From the data that follows, copy every line holding the string "ness".

[Data entries]

----------

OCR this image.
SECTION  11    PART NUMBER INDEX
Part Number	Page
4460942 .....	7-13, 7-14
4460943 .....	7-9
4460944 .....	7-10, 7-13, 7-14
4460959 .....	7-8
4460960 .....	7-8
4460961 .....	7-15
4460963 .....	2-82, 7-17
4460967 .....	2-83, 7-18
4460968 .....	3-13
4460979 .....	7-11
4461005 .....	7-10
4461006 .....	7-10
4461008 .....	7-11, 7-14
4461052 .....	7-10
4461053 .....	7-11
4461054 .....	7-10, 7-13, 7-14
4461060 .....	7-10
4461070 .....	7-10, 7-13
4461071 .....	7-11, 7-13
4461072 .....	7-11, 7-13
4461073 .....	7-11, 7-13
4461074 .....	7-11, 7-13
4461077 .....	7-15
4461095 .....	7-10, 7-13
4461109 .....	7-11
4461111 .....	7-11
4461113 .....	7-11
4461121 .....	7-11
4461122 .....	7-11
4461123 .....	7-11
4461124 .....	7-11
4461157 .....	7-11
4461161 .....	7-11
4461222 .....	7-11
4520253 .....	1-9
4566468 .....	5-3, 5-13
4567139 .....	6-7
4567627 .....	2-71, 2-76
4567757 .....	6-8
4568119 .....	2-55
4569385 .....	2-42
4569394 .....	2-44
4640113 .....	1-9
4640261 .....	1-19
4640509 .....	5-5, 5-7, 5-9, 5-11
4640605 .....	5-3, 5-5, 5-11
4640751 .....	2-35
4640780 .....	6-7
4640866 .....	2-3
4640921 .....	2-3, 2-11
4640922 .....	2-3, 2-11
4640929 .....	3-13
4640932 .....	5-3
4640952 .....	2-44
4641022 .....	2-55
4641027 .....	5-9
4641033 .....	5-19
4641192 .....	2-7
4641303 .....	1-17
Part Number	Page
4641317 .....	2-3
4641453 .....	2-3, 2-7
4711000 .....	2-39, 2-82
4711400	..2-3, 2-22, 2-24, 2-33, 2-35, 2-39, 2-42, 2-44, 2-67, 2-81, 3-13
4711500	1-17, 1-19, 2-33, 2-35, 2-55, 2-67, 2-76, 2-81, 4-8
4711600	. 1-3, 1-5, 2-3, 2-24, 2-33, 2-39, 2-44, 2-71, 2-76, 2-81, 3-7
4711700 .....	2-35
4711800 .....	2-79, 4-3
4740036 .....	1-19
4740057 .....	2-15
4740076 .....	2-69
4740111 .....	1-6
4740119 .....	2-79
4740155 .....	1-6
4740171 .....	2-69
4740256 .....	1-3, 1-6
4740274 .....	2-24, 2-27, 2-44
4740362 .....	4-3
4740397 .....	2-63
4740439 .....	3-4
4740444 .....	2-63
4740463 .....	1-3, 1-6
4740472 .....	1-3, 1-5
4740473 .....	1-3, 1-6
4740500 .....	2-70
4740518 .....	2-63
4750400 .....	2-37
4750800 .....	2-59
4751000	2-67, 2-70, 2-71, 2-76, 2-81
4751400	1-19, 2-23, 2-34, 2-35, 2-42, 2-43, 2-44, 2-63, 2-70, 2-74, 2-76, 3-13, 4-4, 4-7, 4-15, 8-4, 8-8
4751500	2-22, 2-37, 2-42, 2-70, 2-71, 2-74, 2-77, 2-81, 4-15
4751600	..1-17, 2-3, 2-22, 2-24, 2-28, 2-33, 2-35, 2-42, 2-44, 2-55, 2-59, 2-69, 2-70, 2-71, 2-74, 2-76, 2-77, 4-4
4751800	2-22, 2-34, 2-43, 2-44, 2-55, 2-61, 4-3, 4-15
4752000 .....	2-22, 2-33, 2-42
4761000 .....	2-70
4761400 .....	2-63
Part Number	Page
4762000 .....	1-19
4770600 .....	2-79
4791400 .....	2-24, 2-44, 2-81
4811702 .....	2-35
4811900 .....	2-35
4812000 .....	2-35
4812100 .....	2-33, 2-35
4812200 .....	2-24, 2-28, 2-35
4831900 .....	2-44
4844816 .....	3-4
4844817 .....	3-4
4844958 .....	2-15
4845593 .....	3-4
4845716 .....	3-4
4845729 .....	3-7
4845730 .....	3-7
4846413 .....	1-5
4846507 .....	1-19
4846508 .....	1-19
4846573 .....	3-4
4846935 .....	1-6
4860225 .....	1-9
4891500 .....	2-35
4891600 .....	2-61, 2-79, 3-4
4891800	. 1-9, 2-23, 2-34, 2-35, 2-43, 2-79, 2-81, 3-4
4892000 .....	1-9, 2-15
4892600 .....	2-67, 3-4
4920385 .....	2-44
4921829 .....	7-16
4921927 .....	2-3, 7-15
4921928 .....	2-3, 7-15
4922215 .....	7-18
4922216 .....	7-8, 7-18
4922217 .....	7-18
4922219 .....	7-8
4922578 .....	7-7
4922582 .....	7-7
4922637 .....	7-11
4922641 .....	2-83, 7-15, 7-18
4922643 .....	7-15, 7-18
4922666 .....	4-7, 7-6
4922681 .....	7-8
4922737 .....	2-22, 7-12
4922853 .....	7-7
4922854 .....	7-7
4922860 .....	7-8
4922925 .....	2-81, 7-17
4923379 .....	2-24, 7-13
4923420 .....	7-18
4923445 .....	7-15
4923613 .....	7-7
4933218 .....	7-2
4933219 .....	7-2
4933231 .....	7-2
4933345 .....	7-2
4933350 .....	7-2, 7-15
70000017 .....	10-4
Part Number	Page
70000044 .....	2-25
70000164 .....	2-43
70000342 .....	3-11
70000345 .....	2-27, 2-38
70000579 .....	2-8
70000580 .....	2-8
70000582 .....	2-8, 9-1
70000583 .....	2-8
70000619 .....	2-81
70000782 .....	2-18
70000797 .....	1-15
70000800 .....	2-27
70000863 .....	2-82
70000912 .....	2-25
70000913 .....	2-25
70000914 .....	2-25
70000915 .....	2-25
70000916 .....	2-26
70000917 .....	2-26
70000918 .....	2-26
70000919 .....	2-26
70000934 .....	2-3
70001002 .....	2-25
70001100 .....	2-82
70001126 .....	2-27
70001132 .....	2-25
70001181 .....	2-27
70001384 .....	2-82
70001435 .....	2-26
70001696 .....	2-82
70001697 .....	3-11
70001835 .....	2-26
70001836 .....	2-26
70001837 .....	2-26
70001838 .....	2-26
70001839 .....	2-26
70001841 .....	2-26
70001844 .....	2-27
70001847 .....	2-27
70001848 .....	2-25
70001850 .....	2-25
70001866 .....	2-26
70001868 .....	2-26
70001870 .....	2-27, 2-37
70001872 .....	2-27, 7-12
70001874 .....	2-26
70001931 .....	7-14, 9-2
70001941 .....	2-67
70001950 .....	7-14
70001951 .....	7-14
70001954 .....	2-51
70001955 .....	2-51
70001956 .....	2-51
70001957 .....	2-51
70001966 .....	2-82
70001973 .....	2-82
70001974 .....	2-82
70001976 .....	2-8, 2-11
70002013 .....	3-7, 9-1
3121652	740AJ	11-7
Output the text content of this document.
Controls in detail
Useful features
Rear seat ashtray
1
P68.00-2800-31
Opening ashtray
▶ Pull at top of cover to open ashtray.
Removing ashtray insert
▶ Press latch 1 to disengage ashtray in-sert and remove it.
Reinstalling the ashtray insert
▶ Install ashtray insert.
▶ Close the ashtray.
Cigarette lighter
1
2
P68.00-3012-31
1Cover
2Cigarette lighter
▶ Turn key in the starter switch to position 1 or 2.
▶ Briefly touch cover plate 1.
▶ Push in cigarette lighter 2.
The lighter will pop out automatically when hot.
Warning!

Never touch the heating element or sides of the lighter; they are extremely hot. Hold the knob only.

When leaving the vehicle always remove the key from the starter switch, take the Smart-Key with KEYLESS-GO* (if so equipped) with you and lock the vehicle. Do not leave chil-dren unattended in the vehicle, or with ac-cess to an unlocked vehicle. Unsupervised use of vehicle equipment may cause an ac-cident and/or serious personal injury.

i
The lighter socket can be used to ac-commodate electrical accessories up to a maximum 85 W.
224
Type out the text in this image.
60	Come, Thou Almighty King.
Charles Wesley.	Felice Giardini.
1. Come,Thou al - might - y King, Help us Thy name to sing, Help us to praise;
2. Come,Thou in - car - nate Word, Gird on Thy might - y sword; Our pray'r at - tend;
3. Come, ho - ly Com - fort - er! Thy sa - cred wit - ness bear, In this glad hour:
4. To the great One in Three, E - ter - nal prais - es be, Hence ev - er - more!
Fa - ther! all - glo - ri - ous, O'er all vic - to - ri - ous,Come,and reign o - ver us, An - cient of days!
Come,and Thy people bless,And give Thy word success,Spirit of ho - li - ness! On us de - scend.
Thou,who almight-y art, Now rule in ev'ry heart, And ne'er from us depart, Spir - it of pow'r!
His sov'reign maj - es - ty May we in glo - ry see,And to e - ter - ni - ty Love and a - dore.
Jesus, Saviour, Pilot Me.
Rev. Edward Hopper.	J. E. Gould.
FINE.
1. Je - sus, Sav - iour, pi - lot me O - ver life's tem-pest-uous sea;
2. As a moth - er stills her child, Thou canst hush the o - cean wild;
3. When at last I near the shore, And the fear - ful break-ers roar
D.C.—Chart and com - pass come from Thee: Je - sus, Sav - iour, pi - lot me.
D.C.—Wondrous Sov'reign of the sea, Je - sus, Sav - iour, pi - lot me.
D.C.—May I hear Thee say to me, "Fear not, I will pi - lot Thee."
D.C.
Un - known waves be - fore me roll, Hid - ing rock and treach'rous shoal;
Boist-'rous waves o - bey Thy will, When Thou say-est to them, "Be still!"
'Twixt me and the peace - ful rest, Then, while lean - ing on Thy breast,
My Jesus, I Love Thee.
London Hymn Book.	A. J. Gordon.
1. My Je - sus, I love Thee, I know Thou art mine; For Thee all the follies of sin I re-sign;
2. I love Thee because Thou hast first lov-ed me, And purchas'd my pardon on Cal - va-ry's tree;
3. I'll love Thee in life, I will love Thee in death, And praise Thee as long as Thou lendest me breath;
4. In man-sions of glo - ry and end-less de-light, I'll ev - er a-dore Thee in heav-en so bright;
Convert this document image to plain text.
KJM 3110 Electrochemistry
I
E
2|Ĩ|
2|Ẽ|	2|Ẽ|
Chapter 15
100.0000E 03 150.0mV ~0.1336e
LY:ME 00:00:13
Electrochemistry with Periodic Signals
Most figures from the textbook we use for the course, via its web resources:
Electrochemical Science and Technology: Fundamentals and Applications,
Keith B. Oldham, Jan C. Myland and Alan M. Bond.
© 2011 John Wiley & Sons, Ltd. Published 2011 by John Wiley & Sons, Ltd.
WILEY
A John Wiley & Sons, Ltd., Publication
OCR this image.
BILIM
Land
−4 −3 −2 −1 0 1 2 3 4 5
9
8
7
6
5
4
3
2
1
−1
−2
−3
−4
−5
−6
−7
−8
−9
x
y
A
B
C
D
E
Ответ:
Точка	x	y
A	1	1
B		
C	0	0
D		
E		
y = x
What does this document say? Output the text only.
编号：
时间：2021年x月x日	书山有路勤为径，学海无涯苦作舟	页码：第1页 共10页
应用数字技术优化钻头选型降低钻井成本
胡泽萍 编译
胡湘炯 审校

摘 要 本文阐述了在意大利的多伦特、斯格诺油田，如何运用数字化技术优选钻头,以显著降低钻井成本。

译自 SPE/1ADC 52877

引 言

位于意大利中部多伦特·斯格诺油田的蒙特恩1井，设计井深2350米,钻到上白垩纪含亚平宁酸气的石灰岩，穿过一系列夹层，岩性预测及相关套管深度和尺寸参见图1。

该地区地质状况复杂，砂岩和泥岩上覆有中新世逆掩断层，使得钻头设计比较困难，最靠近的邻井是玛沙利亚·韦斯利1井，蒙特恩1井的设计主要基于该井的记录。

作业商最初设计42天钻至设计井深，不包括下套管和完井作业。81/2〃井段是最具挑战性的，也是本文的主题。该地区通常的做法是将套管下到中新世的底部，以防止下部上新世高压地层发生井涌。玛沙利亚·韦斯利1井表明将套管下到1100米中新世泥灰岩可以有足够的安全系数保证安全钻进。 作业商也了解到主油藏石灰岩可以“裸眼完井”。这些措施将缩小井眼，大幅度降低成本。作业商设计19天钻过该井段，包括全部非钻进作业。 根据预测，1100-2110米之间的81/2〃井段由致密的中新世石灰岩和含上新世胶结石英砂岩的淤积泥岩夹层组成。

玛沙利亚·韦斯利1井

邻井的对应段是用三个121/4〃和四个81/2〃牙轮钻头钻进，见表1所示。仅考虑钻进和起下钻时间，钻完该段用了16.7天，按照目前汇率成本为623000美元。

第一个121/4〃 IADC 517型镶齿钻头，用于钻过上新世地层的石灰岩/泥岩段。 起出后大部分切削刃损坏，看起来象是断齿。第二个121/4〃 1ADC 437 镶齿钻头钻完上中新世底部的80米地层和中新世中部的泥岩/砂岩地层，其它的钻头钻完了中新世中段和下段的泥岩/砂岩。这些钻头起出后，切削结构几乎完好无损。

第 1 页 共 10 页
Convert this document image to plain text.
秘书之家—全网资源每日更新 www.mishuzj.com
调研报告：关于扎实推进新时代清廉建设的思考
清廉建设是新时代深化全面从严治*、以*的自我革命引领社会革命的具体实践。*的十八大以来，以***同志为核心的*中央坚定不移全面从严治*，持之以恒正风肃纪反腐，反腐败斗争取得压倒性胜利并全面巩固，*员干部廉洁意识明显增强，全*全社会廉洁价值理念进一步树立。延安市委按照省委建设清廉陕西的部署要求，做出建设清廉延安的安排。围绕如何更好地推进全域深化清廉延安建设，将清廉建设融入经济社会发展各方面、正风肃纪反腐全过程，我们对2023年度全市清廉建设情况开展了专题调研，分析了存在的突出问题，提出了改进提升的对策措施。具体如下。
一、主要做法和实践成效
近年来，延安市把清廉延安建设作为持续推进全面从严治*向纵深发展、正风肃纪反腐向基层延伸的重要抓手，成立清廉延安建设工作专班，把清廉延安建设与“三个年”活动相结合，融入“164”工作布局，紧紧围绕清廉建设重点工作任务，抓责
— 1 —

----------

## Exercise output:
3. Come, ho - ly Com - fort - er! Thy sa - cred wit - ness bear, In this glad hour:
Come,and Thy people bless,And give Thy word success,Spirit of ho - li - ness! On us de - scend.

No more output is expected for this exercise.